-- BEGIN Data entries --

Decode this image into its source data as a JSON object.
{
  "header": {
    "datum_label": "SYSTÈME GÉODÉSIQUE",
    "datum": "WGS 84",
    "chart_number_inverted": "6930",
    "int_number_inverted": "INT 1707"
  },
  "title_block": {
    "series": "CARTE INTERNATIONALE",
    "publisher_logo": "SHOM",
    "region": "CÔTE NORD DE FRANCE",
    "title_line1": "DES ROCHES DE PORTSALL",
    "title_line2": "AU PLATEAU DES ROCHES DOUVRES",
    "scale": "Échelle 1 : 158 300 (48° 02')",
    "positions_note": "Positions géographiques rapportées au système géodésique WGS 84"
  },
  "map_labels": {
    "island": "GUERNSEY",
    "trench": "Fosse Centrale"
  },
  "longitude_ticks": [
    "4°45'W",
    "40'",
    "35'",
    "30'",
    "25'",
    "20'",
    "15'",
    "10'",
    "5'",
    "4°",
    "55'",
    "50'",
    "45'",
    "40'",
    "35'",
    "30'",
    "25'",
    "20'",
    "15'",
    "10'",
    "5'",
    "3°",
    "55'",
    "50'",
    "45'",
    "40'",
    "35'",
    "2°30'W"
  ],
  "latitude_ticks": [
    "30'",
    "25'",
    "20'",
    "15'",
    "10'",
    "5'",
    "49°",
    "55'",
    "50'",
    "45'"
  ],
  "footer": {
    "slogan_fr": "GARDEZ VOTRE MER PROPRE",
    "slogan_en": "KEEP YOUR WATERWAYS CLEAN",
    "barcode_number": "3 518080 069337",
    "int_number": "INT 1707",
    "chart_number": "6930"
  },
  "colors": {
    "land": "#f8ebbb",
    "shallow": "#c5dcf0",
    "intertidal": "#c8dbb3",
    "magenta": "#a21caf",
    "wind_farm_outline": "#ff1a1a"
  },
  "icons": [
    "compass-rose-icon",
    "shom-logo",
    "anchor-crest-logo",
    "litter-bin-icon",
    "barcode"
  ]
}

-- END Data entries --

> **To be done**:
State the count of lines above containing the string "ROCHES", and add nothing to it.

> **Exercise result**:
2